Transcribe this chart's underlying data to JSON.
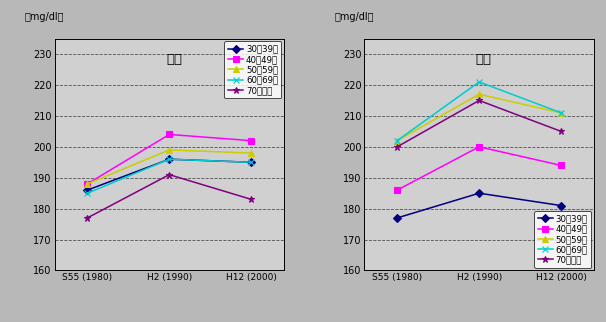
{
  "x_labels": [
    "S55 (1980)",
    "H2 (1990)",
    "H12 (2000)"
  ],
  "x_positions": [
    0,
    1,
    2
  ],
  "male": {
    "title": "男性",
    "legend_loc": "upper right",
    "series": [
      {
        "label": "30～39歳",
        "color": "#000080",
        "marker": "D",
        "values": [
          186,
          196,
          195
        ]
      },
      {
        "label": "40～49歳",
        "color": "#ff00ff",
        "marker": "s",
        "values": [
          188,
          204,
          202
        ]
      },
      {
        "label": "50～59歳",
        "color": "#cccc00",
        "marker": "^",
        "values": [
          188,
          199,
          198
        ]
      },
      {
        "label": "60～69歳",
        "color": "#00cccc",
        "marker": "x",
        "values": [
          185,
          196,
          195
        ]
      },
      {
        "label": "70歳以上",
        "color": "#800080",
        "marker": "*",
        "values": [
          177,
          191,
          183
        ]
      }
    ]
  },
  "female": {
    "title": "女性",
    "legend_loc": "lower right",
    "series": [
      {
        "label": "30～39歳",
        "color": "#000080",
        "marker": "D",
        "values": [
          177,
          185,
          181
        ]
      },
      {
        "label": "40～49歳",
        "color": "#ff00ff",
        "marker": "s",
        "values": [
          186,
          200,
          194
        ]
      },
      {
        "label": "50～59歳",
        "color": "#cccc00",
        "marker": "^",
        "values": [
          202,
          217,
          211
        ]
      },
      {
        "label": "60～69歳",
        "color": "#00cccc",
        "marker": "x",
        "values": [
          202,
          221,
          211
        ]
      },
      {
        "label": "70歳以上",
        "color": "#800080",
        "marker": "*",
        "values": [
          200,
          215,
          205
        ]
      }
    ]
  },
  "ylim": [
    160,
    235
  ],
  "yticks": [
    160,
    170,
    180,
    190,
    200,
    210,
    220,
    230
  ],
  "ylabel": "（mg/dl）",
  "background_color": "#b8b8b8",
  "plot_bg_color": "#d0d0d0",
  "grid_color": "#333333",
  "figsize": [
    6.06,
    3.22
  ],
  "dpi": 100
}
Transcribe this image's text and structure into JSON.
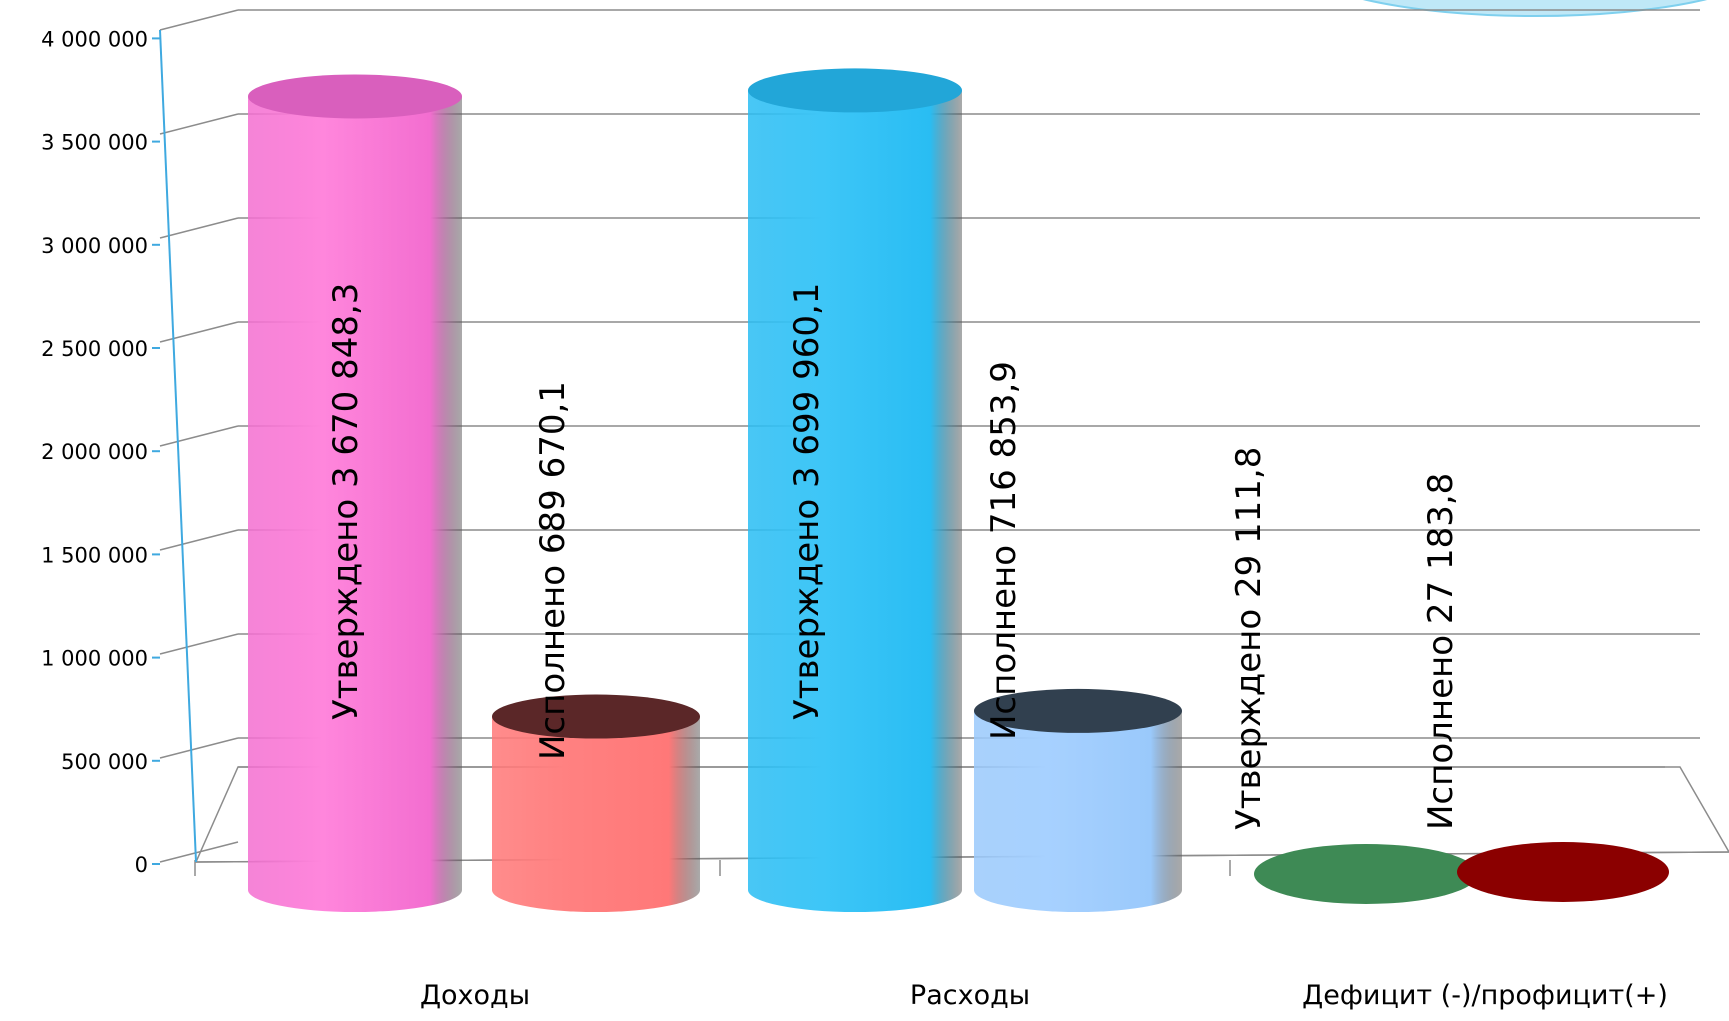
{
  "chart_data": {
    "type": "bar",
    "style": "3d-cylinder",
    "categories": [
      "Доходы",
      "Расходы",
      "Дефицит (-)/профицит(+)"
    ],
    "bars": [
      {
        "category": "Доходы",
        "value": 3670848.3,
        "label": "Утверждено 3 670 848,3",
        "top_color": "#ff86dc",
        "side_color": "#f36ed0",
        "cap_color": "#d95fbd"
      },
      {
        "category": "Доходы",
        "value": 689670.1,
        "label": "Исполнено 689 670,1",
        "top_color": "#ff8181",
        "side_color": "#ff7878",
        "cap_color": "#5b2728"
      },
      {
        "category": "Расходы",
        "value": 3699960.1,
        "label": "Утверждено 3 699 960,1",
        "top_color": "#3ec6f7",
        "side_color": "#29bdf3",
        "cap_color": "#22a6d8"
      },
      {
        "category": "Расходы",
        "value": 716853.9,
        "label": "Исполнено 716 853,9",
        "top_color": "#a7d1ff",
        "side_color": "#9ac9fb",
        "cap_color": "#31404f"
      },
      {
        "category": "Дефицит (-)/профицит(+)",
        "value": 29111.8,
        "label": "Утверждено 29 111,8",
        "top_color": "#3e8a55",
        "side_color": "#3e8a55",
        "cap_color": "#3e8a55"
      },
      {
        "category": "Дефицит (-)/профицит(+)",
        "value": 27183.8,
        "label": "Исполнено 27 183,8",
        "top_color": "#8b0000",
        "side_color": "#8b0000",
        "cap_color": "#8b0000"
      }
    ],
    "ylim": [
      0,
      4000000
    ],
    "ytick_values": [
      0,
      500000,
      1000000,
      1500000,
      2000000,
      2500000,
      3000000,
      3500000,
      4000000
    ],
    "ytick_labels": [
      "0",
      "500 000",
      "1 000 000",
      "1 500 000",
      "2 000 000",
      "2 500 000",
      "3 000 000",
      "3 500 000",
      "4 000 000"
    ],
    "grid": true,
    "axis_color": "#3fa9e0",
    "grid_color": "#8c8c8c"
  }
}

------------------------------

-- STATED TASK --
Set down the lines of the records above exactly, apart from the pictures.

-- WRITTEN REPLY --
Transcribe this chart's underlying data to JSON.
{
  "x_labels": [
    "S55 (1980)",
    "H2 (1990)",
    "H12 (2000)"
  ],
  "x_positions": [
    0,
    1,
    2
  ],
  "male": {
    "title": "男性",
    "legend_loc": "upper right",
    "series": [
      {
        "label": "30～39歳",
        "color": "#000080",
        "marker": "D",
        "values": [
          186,
          196,
          195
        ]
      },
      {
        "label": "40～49歳",
        "color": "#ff00ff",
        "marker": "s",
        "values": [
          188,
          204,
          202
        ]
      },
      {
        "label": "50～59歳",
        "color": "#cccc00",
        "marker": "^",
        "values": [
          188,
          199,
          198
        ]
      },
      {
        "label": "60～69歳",
        "color": "#00cccc",
        "marker": "x",
        "values": [
          185,
          196,
          195
        ]
      },
      {
        "label": "70歳以上",
        "color": "#800080",
        "marker": "*",
        "values": [
          177,
          191,
          183
        ]
      }
    ]
  },
  "female": {
    "title": "女性",
    "legend_loc": "lower right",
    "series": [
      {
        "label": "30～39歳",
        "color": "#000080",
        "marker": "D",
        "values": [
          177,
          185,
          181
        ]
      },
      {
        "label": "40～49歳",
        "color": "#ff00ff",
        "marker": "s",
        "values": [
          186,
          200,
          194
        ]
      },
      {
        "label": "50～59歳",
        "color": "#cccc00",
        "marker": "^",
        "values": [
          202,
          217,
          211
        ]
      },
      {
        "label": "60～69歳",
        "color": "#00cccc",
        "marker": "x",
        "values": [
          202,
          221,
          211
        ]
      },
      {
        "label": "70歳以上",
        "color": "#800080",
        "marker": "*",
        "values": [
          200,
          215,
          205
        ]
      }
    ]
  },
  "ylim": [
    160,
    235
  ],
  "yticks": [
    160,
    170,
    180,
    190,
    200,
    210,
    220,
    230
  ],
  "ylabel": "（mg/dl）",
  "background_color": "#b8b8b8",
  "plot_bg_color": "#d0d0d0",
  "grid_color": "#333333",
  "figsize": [
    6.06,
    3.22
  ],
  "dpi": 100
}
Transcribe this image's text and structure into JSON.
{
  "chart_data": {
    "type": "bar",
    "style": "3d-cylinder",
    "categories": [
      "Доходы",
      "Расходы",
      "Дефицит (-)/профицит(+)"
    ],
    "bars": [
      {
        "category": "Доходы",
        "value": 3670848.3,
        "label": "Утверждено 3 670 848,3",
        "top_color": "#ff86dc",
        "side_color": "#f36ed0",
        "cap_color": "#d95fbd"
      },
      {
        "category": "Доходы",
        "value": 689670.1,
        "label": "Исполнено 689 670,1",
        "top_color": "#ff8181",
        "side_color": "#ff7878",
        "cap_color": "#5b2728"
      },
      {
        "category": "Расходы",
        "value": 3699960.1,
        "label": "Утверждено 3 699 960,1",
        "top_color": "#3ec6f7",
        "side_color": "#29bdf3",
        "cap_color": "#22a6d8"
      },
      {
        "category": "Расходы",
        "value": 716853.9,
        "label": "Исполнено 716 853,9",
        "top_color": "#a7d1ff",
        "side_color": "#9ac9fb",
        "cap_color": "#31404f"
      },
      {
        "category": "Дефицит (-)/профицит(+)",
        "value": 29111.8,
        "label": "Утверждено 29 111,8",
        "top_color": "#3e8a55",
        "side_color": "#3e8a55",
        "cap_color": "#3e8a55"
      },
      {
        "category": "Дефицит (-)/профицит(+)",
        "value": 27183.8,
        "label": "Исполнено 27 183,8",
        "top_color": "#8b0000",
        "side_color": "#8b0000",
        "cap_color": "#8b0000"
      }
    ],
    "ylim": [
      0,
      4000000
    ],
    "ytick_values": [
      0,
      500000,
      1000000,
      1500000,
      2000000,
      2500000,
      3000000,
      3500000,
      4000000
    ],
    "ytick_labels": [
      "0",
      "500 000",
      "1 000 000",
      "1 500 000",
      "2 000 000",
      "2 500 000",
      "3 000 000",
      "3 500 000",
      "4 000 000"
    ],
    "grid": true,
    "axis_color": "#3fa9e0",
    "grid_color": "#8c8c8c"
  }
}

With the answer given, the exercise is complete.